Using the data below, copy each line that includes the word "document".

□ □ □ □ □

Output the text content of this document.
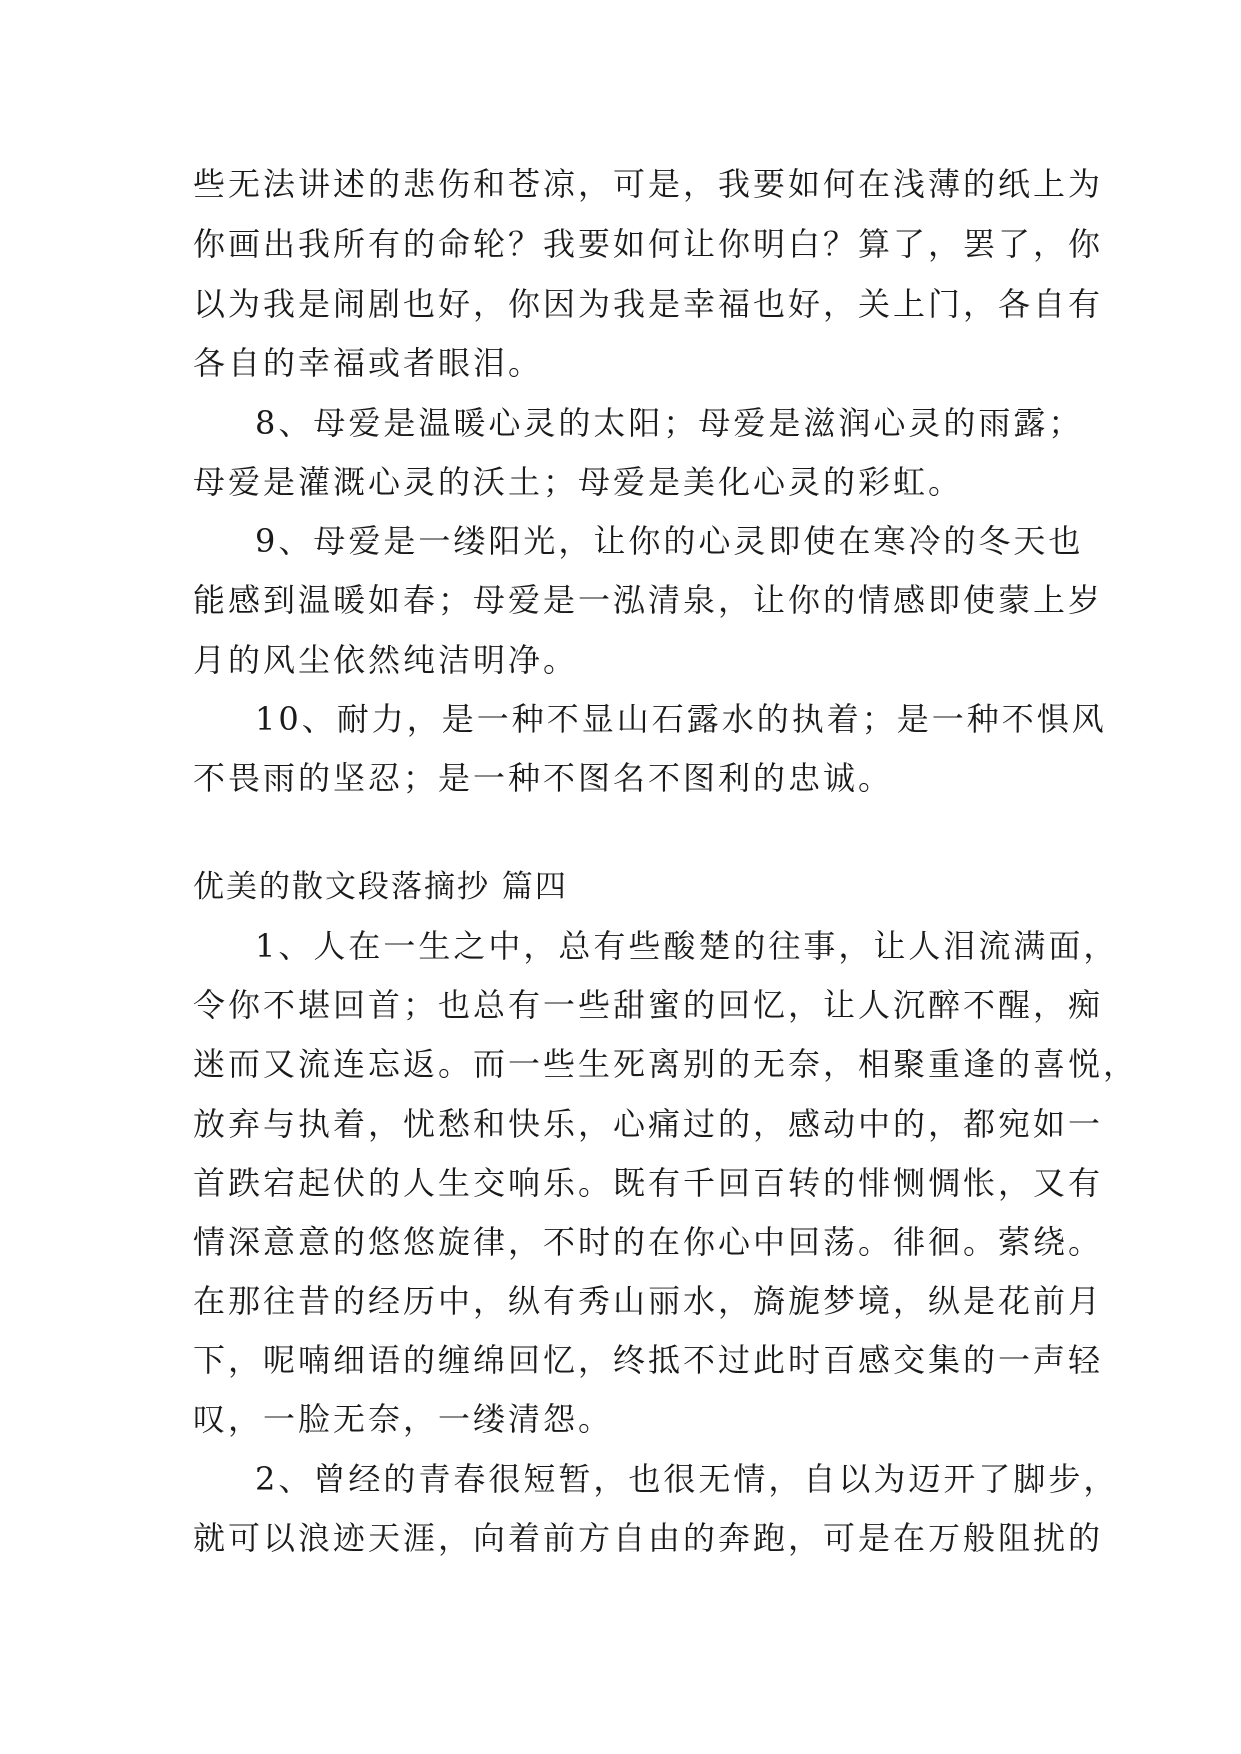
些无法讲述的悲伤和苍凉，可是，我要如何在浅薄的纸上为

你画出我所有的命轮？我要如何让你明白？算了，罢了，你

以为我是闹剧也好，你因为我是幸福也好，关上门，各自有

各自的幸福或者眼泪。

8、母爱是温暖心灵的太阳；母爱是滋润心灵的雨露；

母爱是灌溉心灵的沃土；母爱是美化心灵的彩虹。

9、母爱是一缕阳光，让你的心灵即使在寒冷的冬天也

能感到温暖如春；母爱是一泓清泉，让你的情感即使蒙上岁

月的风尘依然纯洁明净。

10、耐力，是一种不显山石露水的执着；是一种不惧风

不畏雨的坚忍；是一种不图名不图利的忠诚。

优美的散文段落摘抄 篇四

1、人在一生之中，总有些酸楚的往事，让人泪流满面，

令你不堪回首；也总有一些甜蜜的回忆，让人沉醉不醒，痴

迷而又流连忘返。而一些生死离别的无奈，相聚重逢的喜悦，

放弃与执着，忧愁和快乐，心痛过的，感动中的，都宛如一

首跌宕起伏的人生交响乐。既有千回百转的悱恻惆怅，又有

情深意意的悠悠旋律，不时的在你心中回荡。徘徊。萦绕。

在那往昔的经历中，纵有秀山丽水，旖旎梦境，纵是花前月

下，呢喃细语的缠绵回忆，终抵不过此时百感交集的一声轻

叹，一脸无奈，一缕清怨。

2、曾经的青春很短暂，也很无情，自以为迈开了脚步，

就可以浪迹天涯，向着前方自由的奔跑，可是在万般阻扰的
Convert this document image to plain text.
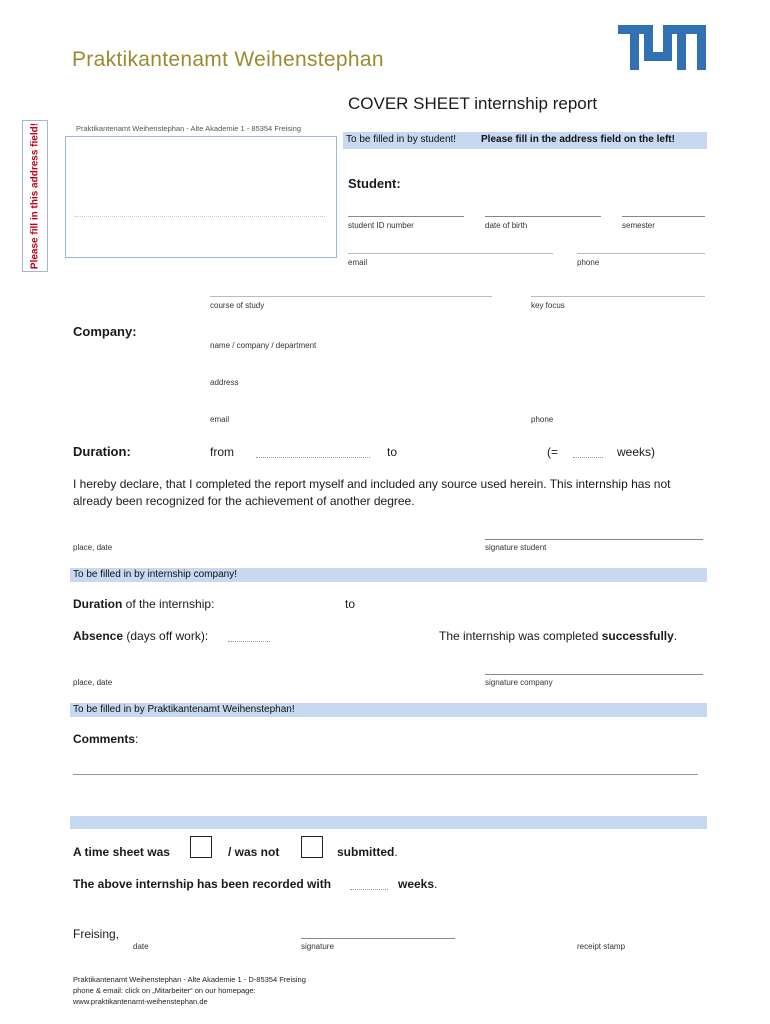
Praktikantenamt Weihenstephan
COVER SHEET internship report
Please fill in this address field!	Praktikantenamt Weihenstephan - Alte Akademie 1 - 85354 Freising
To be filled in by student! Please fill in the address field on the left!
Student:
student ID number	date of birth	semester
email	phone
course of study	key focus
Company:
name / company / department
address
email	phone
Duration:	from	to	(=	weeks)
I hereby declare, that I completed the report myself and included any source used herein. This internship has not already been recognized for the achievement of another degree.
place, date	signature student
To be filled in by internship company!
Duration of the internship:	to
Absence (days off work):	The internship was completed successfully.
place, date	signature company
To be filled in by Praktikantenamt Weihenstephan!
Comments:
A time sheet was	/ was not	submitted.
The above internship has been recorded with	weeks.
Freising,
date	signature	receipt stamp
Praktikantenamt Weihenstephan - Alte Akademie 1 - D-85354 Freising
phone & email: click on „Mitarbeiter“ on our homepage:
www.praktikantenamt-weihenstephan.de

□ □ □ □ □

*Solution to the problem*.
Output the text content of this document.
Convert this document image to plain text.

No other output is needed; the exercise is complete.